▶ [What you are asked to do]
Omit all pictures. Copy the rest of the material exactly.

▶ [Data for processing]
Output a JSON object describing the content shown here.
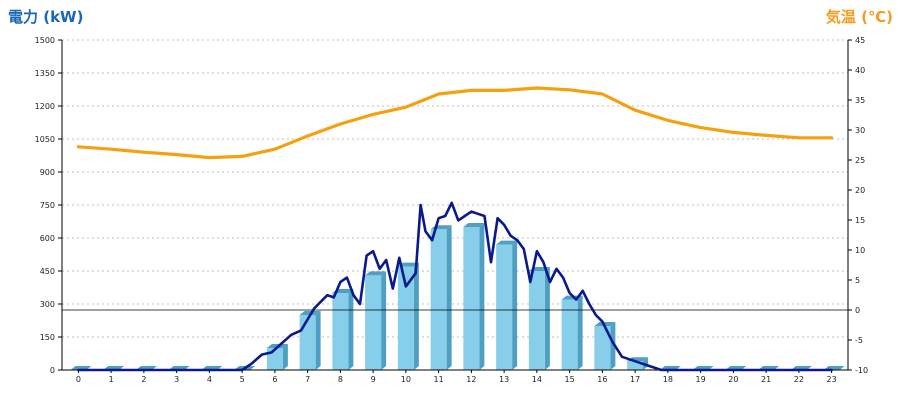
{
  "chart_data": {
    "type": "bar",
    "left_axis_title": "電力 (kW)",
    "right_axis_title": "気温 (℃)",
    "left_ylim": [
      0,
      1500
    ],
    "left_ticks": [
      0,
      150,
      300,
      450,
      600,
      750,
      900,
      1050,
      1200,
      1350,
      1500
    ],
    "right_ylim": [
      -10,
      45
    ],
    "right_ticks": [
      -10,
      -5,
      0,
      5,
      10,
      15,
      20,
      25,
      30,
      35,
      40,
      45
    ],
    "categories": [
      "0",
      "1",
      "2",
      "3",
      "4",
      "5",
      "6",
      "7",
      "8",
      "9",
      "10",
      "11",
      "12",
      "13",
      "14",
      "15",
      "16",
      "17",
      "18",
      "19",
      "20",
      "21",
      "22",
      "23"
    ],
    "grid": true,
    "colors": {
      "bar_front": "#87ceeb",
      "bar_side": "#4f9fc2",
      "bar_top": "#b6e4f7",
      "power_line": "#0a1a8c",
      "temperature_line": "#f5a10f",
      "grid": "#bfbfbf",
      "zero_line": "#000000",
      "left_title": "#1a67b5",
      "right_title": "#f39c1e"
    },
    "series": [
      {
        "kind": "bar",
        "axis": "left",
        "values": [
          0,
          0,
          0,
          0,
          0,
          0,
          100,
          250,
          350,
          430,
          470,
          640,
          650,
          570,
          450,
          320,
          200,
          40,
          0,
          0,
          0,
          0,
          0,
          0
        ]
      },
      {
        "kind": "line",
        "axis": "left",
        "x": [
          0,
          5.0,
          5.3,
          5.6,
          5.9,
          6.2,
          6.5,
          6.8,
          7.0,
          7.2,
          7.4,
          7.6,
          7.8,
          8.0,
          8.2,
          8.4,
          8.6,
          8.8,
          9.0,
          9.2,
          9.4,
          9.6,
          9.8,
          10.0,
          10.15,
          10.3,
          10.45,
          10.6,
          10.8,
          11.0,
          11.2,
          11.4,
          11.6,
          11.8,
          12.0,
          12.2,
          12.4,
          12.6,
          12.8,
          13.0,
          13.2,
          13.4,
          13.6,
          13.8,
          14.0,
          14.2,
          14.4,
          14.6,
          14.8,
          15.0,
          15.2,
          15.4,
          15.6,
          15.8,
          16.0,
          16.3,
          16.6,
          17.0,
          17.4,
          17.8,
          18.0,
          23.0
        ],
        "values": [
          0,
          0,
          30,
          70,
          80,
          120,
          160,
          180,
          230,
          280,
          310,
          340,
          330,
          400,
          420,
          340,
          300,
          520,
          540,
          460,
          500,
          370,
          510,
          380,
          410,
          440,
          750,
          630,
          590,
          690,
          700,
          760,
          680,
          700,
          720,
          710,
          700,
          490,
          690,
          660,
          610,
          590,
          550,
          400,
          540,
          490,
          400,
          460,
          420,
          350,
          320,
          360,
          300,
          250,
          220,
          130,
          60,
          40,
          20,
          0,
          0,
          0
        ]
      },
      {
        "kind": "line",
        "axis": "right",
        "x": [
          0,
          1,
          2,
          3,
          4,
          5,
          6,
          7,
          8,
          9,
          10,
          11,
          12,
          13,
          14,
          15,
          16,
          17,
          18,
          19,
          20,
          21,
          22,
          23
        ],
        "values": [
          27.2,
          26.8,
          26.3,
          25.9,
          25.4,
          25.6,
          26.8,
          29.0,
          31.0,
          32.6,
          33.8,
          36.0,
          36.6,
          36.6,
          37.0,
          36.7,
          36.0,
          33.3,
          31.6,
          30.4,
          29.6,
          29.1,
          28.7,
          28.7
        ]
      }
    ]
  }
}
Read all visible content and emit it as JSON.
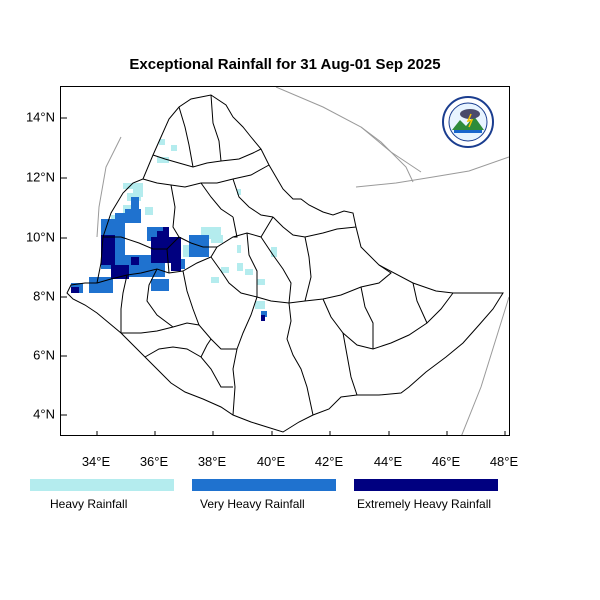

▶ [Result]
Output a JSON object describing the content shown here.
{
  "chart_data": {
    "type": "bar",
    "left_axis_title": "電力 (kW)",
    "right_axis_title": "気温 (℃)",
    "left_ylim": [
      0,
      1500
    ],
    "left_ticks": [
      0,
      150,
      300,
      450,
      600,
      750,
      900,
      1050,
      1200,
      1350,
      1500
    ],
    "right_ylim": [
      -10,
      45
    ],
    "right_ticks": [
      -10,
      -5,
      0,
      5,
      10,
      15,
      20,
      25,
      30,
      35,
      40,
      45
    ],
    "categories": [
      "0",
      "1",
      "2",
      "3",
      "4",
      "5",
      "6",
      "7",
      "8",
      "9",
      "10",
      "11",
      "12",
      "13",
      "14",
      "15",
      "16",
      "17",
      "18",
      "19",
      "20",
      "21",
      "22",
      "23"
    ],
    "grid": true,
    "colors": {
      "bar_front": "#87ceeb",
      "bar_side": "#4f9fc2",
      "bar_top": "#b6e4f7",
      "power_line": "#0a1a8c",
      "temperature_line": "#f5a10f",
      "grid": "#bfbfbf",
      "zero_line": "#000000",
      "left_title": "#1a67b5",
      "right_title": "#f39c1e"
    },
    "series": [
      {
        "kind": "bar",
        "axis": "left",
        "values": [
          0,
          0,
          0,
          0,
          0,
          0,
          100,
          250,
          350,
          430,
          470,
          640,
          650,
          570,
          450,
          320,
          200,
          40,
          0,
          0,
          0,
          0,
          0,
          0
        ]
      },
      {
        "kind": "line",
        "axis": "left",
        "x": [
          0,
          5.0,
          5.3,
          5.6,
          5.9,
          6.2,
          6.5,
          6.8,
          7.0,
          7.2,
          7.4,
          7.6,
          7.8,
          8.0,
          8.2,
          8.4,
          8.6,
          8.8,
          9.0,
          9.2,
          9.4,
          9.6,
          9.8,
          10.0,
          10.15,
          10.3,
          10.45,
          10.6,
          10.8,
          11.0,
          11.2,
          11.4,
          11.6,
          11.8,
          12.0,
          12.2,
          12.4,
          12.6,
          12.8,
          13.0,
          13.2,
          13.4,
          13.6,
          13.8,
          14.0,
          14.2,
          14.4,
          14.6,
          14.8,
          15.0,
          15.2,
          15.4,
          15.6,
          15.8,
          16.0,
          16.3,
          16.6,
          17.0,
          17.4,
          17.8,
          18.0,
          23.0
        ],
        "values": [
          0,
          0,
          30,
          70,
          80,
          120,
          160,
          180,
          230,
          280,
          310,
          340,
          330,
          400,
          420,
          340,
          300,
          520,
          540,
          460,
          500,
          370,
          510,
          380,
          410,
          440,
          750,
          630,
          590,
          690,
          700,
          760,
          680,
          700,
          720,
          710,
          700,
          490,
          690,
          660,
          610,
          590,
          550,
          400,
          540,
          490,
          400,
          460,
          420,
          350,
          320,
          360,
          300,
          250,
          220,
          130,
          60,
          40,
          20,
          0,
          0,
          0
        ]
      },
      {
        "kind": "line",
        "axis": "right",
        "x": [
          0,
          1,
          2,
          3,
          4,
          5,
          6,
          7,
          8,
          9,
          10,
          11,
          12,
          13,
          14,
          15,
          16,
          17,
          18,
          19,
          20,
          21,
          22,
          23
        ],
        "values": [
          27.2,
          26.8,
          26.3,
          25.9,
          25.4,
          25.6,
          26.8,
          29.0,
          31.0,
          32.6,
          33.8,
          36.0,
          36.6,
          36.6,
          37.0,
          36.7,
          36.0,
          33.3,
          31.6,
          30.4,
          29.6,
          29.1,
          28.7,
          28.7
        ]
      }
    ]
  }
}
Read all visible content and emit it as JSON.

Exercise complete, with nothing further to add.